··· Given data

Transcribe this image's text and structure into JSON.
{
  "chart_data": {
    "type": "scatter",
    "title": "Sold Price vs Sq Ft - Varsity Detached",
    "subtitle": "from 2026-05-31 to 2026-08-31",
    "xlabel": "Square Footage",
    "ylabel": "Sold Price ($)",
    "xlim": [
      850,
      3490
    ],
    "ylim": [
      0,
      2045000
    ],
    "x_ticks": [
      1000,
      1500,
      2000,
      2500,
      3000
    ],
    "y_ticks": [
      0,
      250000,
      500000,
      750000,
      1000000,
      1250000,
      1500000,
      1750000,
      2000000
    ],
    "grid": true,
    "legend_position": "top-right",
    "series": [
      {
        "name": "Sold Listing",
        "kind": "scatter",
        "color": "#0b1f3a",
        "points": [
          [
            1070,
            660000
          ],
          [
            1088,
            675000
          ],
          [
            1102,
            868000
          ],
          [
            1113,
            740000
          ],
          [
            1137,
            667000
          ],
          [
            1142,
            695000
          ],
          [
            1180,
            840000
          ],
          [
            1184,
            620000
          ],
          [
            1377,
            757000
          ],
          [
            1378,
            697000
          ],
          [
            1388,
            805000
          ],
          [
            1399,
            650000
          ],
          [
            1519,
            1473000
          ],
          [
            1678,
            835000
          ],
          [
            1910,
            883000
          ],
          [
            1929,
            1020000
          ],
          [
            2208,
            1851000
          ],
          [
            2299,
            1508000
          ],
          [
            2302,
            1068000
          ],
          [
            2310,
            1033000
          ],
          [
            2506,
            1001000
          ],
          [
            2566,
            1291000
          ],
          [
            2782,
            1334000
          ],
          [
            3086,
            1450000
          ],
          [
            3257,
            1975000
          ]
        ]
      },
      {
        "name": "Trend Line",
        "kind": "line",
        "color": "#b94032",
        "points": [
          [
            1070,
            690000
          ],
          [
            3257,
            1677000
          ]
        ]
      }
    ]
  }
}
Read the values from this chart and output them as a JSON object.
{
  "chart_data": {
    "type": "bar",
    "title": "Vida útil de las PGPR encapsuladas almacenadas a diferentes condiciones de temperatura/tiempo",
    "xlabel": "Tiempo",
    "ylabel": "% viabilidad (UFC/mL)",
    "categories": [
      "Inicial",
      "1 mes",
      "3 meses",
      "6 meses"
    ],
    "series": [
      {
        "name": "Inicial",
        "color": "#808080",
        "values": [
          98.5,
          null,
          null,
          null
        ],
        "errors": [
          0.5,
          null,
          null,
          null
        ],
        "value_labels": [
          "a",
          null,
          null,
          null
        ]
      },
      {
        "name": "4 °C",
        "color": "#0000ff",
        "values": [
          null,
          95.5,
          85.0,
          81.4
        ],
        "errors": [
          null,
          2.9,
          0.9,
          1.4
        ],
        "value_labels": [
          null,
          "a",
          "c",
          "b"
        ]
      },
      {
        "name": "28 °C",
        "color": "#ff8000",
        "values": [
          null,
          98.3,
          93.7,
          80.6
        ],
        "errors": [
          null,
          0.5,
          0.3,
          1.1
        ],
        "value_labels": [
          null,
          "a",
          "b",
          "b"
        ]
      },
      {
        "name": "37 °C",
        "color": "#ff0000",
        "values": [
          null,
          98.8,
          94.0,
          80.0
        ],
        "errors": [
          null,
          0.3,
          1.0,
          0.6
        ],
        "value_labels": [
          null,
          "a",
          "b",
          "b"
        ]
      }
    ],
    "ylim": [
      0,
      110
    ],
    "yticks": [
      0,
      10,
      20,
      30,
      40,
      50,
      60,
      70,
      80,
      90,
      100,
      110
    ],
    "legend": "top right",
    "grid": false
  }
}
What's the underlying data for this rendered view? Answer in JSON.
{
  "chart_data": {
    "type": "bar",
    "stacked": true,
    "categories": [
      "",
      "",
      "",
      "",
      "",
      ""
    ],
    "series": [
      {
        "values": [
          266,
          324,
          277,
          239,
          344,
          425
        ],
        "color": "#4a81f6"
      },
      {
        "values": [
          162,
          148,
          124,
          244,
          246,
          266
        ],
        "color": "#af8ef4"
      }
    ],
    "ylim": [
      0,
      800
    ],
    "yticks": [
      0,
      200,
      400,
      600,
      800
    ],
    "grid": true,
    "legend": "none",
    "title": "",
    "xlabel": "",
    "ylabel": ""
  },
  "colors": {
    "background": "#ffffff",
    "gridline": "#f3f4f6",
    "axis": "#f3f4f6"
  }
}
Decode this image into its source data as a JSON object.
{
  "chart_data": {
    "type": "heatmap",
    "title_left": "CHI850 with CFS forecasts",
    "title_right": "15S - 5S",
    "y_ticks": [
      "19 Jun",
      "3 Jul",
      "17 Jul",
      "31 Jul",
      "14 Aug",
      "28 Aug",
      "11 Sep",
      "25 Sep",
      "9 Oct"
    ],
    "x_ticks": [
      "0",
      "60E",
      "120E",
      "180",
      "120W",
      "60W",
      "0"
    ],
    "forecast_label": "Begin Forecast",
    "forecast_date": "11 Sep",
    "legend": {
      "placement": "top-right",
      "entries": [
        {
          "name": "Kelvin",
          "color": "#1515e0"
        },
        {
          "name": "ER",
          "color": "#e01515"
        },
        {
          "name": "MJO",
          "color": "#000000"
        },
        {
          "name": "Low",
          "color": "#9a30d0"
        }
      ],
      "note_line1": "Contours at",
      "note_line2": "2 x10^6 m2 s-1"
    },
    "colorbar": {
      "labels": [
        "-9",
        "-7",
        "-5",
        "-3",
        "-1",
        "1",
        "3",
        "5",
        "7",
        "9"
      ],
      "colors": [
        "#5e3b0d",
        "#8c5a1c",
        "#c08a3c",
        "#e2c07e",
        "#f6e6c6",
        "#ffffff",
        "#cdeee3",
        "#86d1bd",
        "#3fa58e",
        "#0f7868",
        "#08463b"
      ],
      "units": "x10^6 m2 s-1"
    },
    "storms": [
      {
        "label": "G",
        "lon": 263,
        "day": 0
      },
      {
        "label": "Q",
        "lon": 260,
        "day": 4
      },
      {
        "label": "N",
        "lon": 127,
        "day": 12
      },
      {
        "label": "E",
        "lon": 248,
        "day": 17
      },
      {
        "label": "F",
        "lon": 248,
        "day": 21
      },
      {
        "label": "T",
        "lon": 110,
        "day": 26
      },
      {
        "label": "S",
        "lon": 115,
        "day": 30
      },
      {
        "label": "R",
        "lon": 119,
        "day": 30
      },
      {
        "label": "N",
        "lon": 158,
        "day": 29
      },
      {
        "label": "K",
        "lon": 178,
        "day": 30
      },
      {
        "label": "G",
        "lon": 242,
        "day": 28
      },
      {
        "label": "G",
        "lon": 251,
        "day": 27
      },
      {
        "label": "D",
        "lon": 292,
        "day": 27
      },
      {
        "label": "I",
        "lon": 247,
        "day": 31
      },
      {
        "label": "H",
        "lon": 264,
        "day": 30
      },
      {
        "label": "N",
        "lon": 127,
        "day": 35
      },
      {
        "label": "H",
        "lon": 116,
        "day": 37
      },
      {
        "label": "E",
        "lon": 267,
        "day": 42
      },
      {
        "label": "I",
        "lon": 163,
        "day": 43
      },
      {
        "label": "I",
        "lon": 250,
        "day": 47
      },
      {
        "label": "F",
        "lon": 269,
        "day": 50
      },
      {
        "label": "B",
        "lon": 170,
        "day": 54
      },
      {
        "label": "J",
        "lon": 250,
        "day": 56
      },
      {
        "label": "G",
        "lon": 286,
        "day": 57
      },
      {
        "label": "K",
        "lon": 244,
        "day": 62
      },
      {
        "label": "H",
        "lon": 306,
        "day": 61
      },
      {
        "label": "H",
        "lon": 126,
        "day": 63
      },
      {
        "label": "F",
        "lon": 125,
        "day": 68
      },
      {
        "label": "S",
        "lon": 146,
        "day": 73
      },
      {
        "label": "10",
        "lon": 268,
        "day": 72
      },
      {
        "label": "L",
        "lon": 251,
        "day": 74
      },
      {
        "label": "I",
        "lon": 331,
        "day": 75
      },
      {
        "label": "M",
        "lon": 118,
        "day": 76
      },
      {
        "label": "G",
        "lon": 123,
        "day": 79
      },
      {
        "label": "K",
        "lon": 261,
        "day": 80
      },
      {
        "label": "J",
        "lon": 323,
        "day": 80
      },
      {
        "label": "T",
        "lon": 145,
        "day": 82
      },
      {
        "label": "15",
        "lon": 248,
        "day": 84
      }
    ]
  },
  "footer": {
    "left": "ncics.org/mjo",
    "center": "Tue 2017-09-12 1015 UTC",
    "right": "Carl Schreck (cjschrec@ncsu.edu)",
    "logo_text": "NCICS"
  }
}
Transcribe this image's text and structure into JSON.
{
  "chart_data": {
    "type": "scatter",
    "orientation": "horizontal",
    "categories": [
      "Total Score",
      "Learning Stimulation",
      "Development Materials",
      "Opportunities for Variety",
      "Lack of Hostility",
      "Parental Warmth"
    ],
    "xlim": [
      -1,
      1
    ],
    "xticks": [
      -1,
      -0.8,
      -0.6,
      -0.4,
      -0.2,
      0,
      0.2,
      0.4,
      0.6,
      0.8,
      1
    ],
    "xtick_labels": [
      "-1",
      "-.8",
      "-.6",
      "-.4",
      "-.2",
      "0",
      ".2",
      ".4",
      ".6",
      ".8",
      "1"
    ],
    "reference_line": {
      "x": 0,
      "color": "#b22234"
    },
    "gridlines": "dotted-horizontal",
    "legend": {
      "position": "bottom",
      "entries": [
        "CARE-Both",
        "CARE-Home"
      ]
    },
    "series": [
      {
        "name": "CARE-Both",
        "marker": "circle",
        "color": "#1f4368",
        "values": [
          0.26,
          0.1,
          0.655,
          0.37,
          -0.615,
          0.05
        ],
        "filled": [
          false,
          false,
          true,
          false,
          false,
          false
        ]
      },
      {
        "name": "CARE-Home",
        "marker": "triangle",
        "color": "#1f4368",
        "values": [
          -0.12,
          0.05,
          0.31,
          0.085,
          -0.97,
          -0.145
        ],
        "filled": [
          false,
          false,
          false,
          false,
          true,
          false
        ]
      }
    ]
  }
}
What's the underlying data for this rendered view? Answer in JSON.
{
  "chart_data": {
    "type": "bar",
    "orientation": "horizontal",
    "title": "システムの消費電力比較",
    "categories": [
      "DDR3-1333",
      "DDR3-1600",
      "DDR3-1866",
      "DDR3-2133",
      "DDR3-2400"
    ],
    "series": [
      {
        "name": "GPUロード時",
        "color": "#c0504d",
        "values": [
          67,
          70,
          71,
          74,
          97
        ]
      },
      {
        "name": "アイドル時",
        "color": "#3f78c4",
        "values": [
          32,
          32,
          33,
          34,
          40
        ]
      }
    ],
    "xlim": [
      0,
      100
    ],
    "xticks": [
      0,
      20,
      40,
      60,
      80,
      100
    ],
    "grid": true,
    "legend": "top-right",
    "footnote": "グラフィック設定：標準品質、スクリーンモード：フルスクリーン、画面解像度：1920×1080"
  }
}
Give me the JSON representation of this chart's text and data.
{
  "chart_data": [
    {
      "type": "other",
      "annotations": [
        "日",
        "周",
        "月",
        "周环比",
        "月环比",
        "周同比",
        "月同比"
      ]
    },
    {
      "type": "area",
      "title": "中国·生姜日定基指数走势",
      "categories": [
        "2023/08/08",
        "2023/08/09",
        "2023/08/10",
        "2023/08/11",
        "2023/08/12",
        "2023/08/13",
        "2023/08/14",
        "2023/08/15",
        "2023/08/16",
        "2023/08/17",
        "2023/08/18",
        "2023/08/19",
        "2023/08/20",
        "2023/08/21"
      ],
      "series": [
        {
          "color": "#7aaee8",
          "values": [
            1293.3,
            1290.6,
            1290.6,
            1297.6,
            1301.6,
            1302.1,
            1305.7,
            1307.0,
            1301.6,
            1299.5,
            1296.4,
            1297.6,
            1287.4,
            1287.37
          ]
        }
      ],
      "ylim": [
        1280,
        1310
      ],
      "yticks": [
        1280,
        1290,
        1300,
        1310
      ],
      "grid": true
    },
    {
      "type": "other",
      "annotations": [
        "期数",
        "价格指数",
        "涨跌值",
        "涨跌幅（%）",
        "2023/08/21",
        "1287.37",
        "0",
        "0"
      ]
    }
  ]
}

······

Short task: Copy each line above that contains the word "Sold".

Exercise solution:
    "title": "Sold Price vs Sq Ft - Varsity Detached",
    "ylabel": "Sold Price ($)",
        "name": "Sold Listing",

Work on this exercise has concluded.